Goal: Will you quote all of the entries, word for word?
▽
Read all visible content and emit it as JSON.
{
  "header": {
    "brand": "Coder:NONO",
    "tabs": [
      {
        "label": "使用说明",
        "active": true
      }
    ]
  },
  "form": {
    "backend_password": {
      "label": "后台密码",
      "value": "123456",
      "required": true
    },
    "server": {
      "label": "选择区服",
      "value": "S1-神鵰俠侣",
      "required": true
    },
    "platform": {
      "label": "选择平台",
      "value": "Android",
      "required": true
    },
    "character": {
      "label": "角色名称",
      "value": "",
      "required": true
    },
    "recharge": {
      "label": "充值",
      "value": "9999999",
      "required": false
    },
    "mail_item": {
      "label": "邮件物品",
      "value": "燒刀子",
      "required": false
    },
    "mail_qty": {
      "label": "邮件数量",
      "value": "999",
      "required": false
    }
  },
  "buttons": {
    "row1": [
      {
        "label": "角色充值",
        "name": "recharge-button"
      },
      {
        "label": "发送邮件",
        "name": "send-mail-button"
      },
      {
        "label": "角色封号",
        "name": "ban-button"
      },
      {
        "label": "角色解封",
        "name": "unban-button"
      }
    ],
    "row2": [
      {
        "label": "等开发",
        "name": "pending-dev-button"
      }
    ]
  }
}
△
Response below:
Read all visible content and emit it as JSON.
{
  "header": {
    "brand": "Coder:NONO",
    "tabs": [
      {
        "label": "使用说明",
        "active": true
      }
    ]
  },
  "form": {
    "backend_password": {
      "label": "后台密码",
      "value": "123456",
      "required": true
    },
    "server": {
      "label": "选择区服",
      "value": "S1-神鵰俠侣",
      "required": true
    },
    "platform": {
      "label": "选择平台",
      "value": "Android",
      "required": true
    },
    "character": {
      "label": "角色名称",
      "value": "",
      "required": true
    },
    "recharge": {
      "label": "充值",
      "value": "9999999",
      "required": false
    },
    "mail_item": {
      "label": "邮件物品",
      "value": "燒刀子",
      "required": false
    },
    "mail_qty": {
      "label": "邮件数量",
      "value": "999",
      "required": false
    }
  },
  "buttons": {
    "row1": [
      {
        "label": "角色充值",
        "name": "recharge-button"
      },
      {
        "label": "发送邮件",
        "name": "send-mail-button"
      },
      {
        "label": "角色封号",
        "name": "ban-button"
      },
      {
        "label": "角色解封",
        "name": "unban-button"
      }
    ],
    "row2": [
      {
        "label": "等开发",
        "name": "pending-dev-button"
      }
    ]
  }
}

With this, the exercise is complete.